◆ RECORDED INFORMATION:
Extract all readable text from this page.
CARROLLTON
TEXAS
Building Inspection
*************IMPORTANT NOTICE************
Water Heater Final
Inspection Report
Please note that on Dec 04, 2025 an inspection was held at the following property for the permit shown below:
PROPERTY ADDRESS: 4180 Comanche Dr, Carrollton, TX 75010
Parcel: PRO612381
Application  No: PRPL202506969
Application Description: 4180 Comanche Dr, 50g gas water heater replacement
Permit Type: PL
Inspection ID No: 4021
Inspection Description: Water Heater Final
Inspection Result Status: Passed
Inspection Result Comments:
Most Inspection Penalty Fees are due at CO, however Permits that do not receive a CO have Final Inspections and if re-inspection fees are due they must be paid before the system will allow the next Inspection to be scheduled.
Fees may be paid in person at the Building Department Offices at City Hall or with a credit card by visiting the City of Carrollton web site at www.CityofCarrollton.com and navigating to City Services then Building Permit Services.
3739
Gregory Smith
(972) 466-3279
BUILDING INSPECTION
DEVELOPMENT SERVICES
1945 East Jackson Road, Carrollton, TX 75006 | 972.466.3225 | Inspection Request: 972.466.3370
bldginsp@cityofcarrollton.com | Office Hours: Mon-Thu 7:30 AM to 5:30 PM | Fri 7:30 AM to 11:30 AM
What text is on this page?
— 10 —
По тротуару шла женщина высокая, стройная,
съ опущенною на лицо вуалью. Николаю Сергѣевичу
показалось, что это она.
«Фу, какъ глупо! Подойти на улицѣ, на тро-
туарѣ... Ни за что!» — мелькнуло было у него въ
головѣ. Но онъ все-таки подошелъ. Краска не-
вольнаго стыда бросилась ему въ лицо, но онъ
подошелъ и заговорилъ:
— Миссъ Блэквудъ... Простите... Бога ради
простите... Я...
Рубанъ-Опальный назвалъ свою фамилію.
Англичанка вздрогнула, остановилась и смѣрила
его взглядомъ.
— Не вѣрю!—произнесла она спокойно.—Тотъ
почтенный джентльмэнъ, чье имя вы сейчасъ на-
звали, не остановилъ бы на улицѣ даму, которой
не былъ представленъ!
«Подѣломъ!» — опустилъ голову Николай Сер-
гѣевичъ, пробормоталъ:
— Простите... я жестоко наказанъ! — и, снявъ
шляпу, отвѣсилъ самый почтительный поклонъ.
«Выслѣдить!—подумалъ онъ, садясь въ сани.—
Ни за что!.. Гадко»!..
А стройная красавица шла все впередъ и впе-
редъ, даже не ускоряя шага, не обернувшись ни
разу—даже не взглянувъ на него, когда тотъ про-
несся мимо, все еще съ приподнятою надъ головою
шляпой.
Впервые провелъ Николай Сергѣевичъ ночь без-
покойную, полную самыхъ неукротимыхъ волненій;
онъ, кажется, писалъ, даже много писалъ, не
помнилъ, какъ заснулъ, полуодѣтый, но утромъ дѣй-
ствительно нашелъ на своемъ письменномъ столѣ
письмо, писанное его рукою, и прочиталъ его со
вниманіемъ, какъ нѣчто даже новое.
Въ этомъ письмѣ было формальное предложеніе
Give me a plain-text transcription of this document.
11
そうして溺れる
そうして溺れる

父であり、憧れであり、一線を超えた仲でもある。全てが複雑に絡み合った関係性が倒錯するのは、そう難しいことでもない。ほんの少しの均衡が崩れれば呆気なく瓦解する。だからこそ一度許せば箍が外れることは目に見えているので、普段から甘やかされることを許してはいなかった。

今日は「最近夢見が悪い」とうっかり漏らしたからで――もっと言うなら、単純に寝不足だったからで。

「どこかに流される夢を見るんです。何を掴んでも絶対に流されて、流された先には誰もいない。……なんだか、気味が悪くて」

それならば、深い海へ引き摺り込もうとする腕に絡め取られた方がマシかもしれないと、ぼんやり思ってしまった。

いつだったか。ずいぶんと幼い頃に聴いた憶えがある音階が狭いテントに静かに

◆ OBJECTIVE: Nothing should be left out: repeat all of the data exactly.

◆ FINAL ANSWER:
Extract all readable text from this page.
CARROLLTON
TEXAS
Building Inspection
*************IMPORTANT NOTICE************
Water Heater Final
Inspection Report
Please note that on Dec 04, 2025 an inspection was held at the following property for the permit shown below:
PROPERTY ADDRESS: 4180 Comanche Dr, Carrollton, TX 75010
Parcel: PRO612381
Application  No: PRPL202506969
Application Description: 4180 Comanche Dr, 50g gas water heater replacement
Permit Type: PL
Inspection ID No: 4021
Inspection Description: Water Heater Final
Inspection Result Status: Passed
Inspection Result Comments:
Most Inspection Penalty Fees are due at CO, however Permits that do not receive a CO have Final Inspections and if re-inspection fees are due they must be paid before the system will allow the next Inspection to be scheduled.
Fees may be paid in person at the Building Department Offices at City Hall or with a credit card by visiting the City of Carrollton web site at www.CityofCarrollton.com and navigating to City Services then Building Permit Services.
3739
Gregory Smith
(972) 466-3279
BUILDING INSPECTION
DEVELOPMENT SERVICES
1945 East Jackson Road, Carrollton, TX 75006 | 972.466.3225 | Inspection Request: 972.466.3370
bldginsp@cityofcarrollton.com | Office Hours: Mon-Thu 7:30 AM to 5:30 PM | Fri 7:30 AM to 11:30 AM
What text is on this page?
— 10 —
По тротуару шла женщина высокая, стройная,
съ опущенною на лицо вуалью. Николаю Сергѣевичу
показалось, что это она.
«Фу, какъ глупо! Подойти на улицѣ, на тро-
туарѣ... Ни за что!» — мелькнуло было у него въ
головѣ. Но онъ все-таки подошелъ. Краска не-
вольнаго стыда бросилась ему въ лицо, но онъ
подошелъ и заговорилъ:
— Миссъ Блэквудъ... Простите... Бога ради
простите... Я...
Рубанъ-Опальный назвалъ свою фамилію.
Англичанка вздрогнула, остановилась и смѣрила
его взглядомъ.
— Не вѣрю!—произнесла она спокойно.—Тотъ
почтенный джентльмэнъ, чье имя вы сейчасъ на-
звали, не остановилъ бы на улицѣ даму, которой
не былъ представленъ!
«Подѣломъ!» — опустилъ голову Николай Сер-
гѣевичъ, пробормоталъ:
— Простите... я жестоко наказанъ! — и, снявъ
шляпу, отвѣсилъ самый почтительный поклонъ.
«Выслѣдить!—подумалъ онъ, садясь въ сани.—
Ни за что!.. Гадко»!..
А стройная красавица шла все впередъ и впе-
редъ, даже не ускоряя шага, не обернувшись ни
разу—даже не взглянувъ на него, когда тотъ про-
несся мимо, все еще съ приподнятою надъ головою
шляпой.
Впервые провелъ Николай Сергѣевичъ ночь без-
покойную, полную самыхъ неукротимыхъ волненій;
онъ, кажется, писалъ, даже много писалъ, не
помнилъ, какъ заснулъ, полуодѣтый, но утромъ дѣй-
ствительно нашелъ на своемъ письменномъ столѣ
письмо, писанное его рукою, и прочиталъ его со
вниманіемъ, какъ нѣчто даже новое.
Въ этомъ письмѣ было формальное предложеніе
Give me a plain-text transcription of this document.
11
そうして溺れる
そうして溺れる

父であり、憧れであり、一線を超えた仲でもある。全てが複雑に絡み合った関係性が倒錯するのは、そう難しいことでもない。ほんの少しの均衡が崩れれば呆気なく瓦解する。だからこそ一度許せば箍が外れることは目に見えているので、普段から甘やかされることを許してはいなかった。

今日は「最近夢見が悪い」とうっかり漏らしたからで――もっと言うなら、単純に寝不足だったからで。

「どこかに流される夢を見るんです。何を掴んでも絶対に流されて、流された先には誰もいない。……なんだか、気味が悪くて」

それならば、深い海へ引き摺り込もうとする腕に絡め取られた方がマシかもしれないと、ぼんやり思ってしまった。

いつだったか。ずいぶんと幼い頃に聴いた憶えがある音階が狭いテントに静かに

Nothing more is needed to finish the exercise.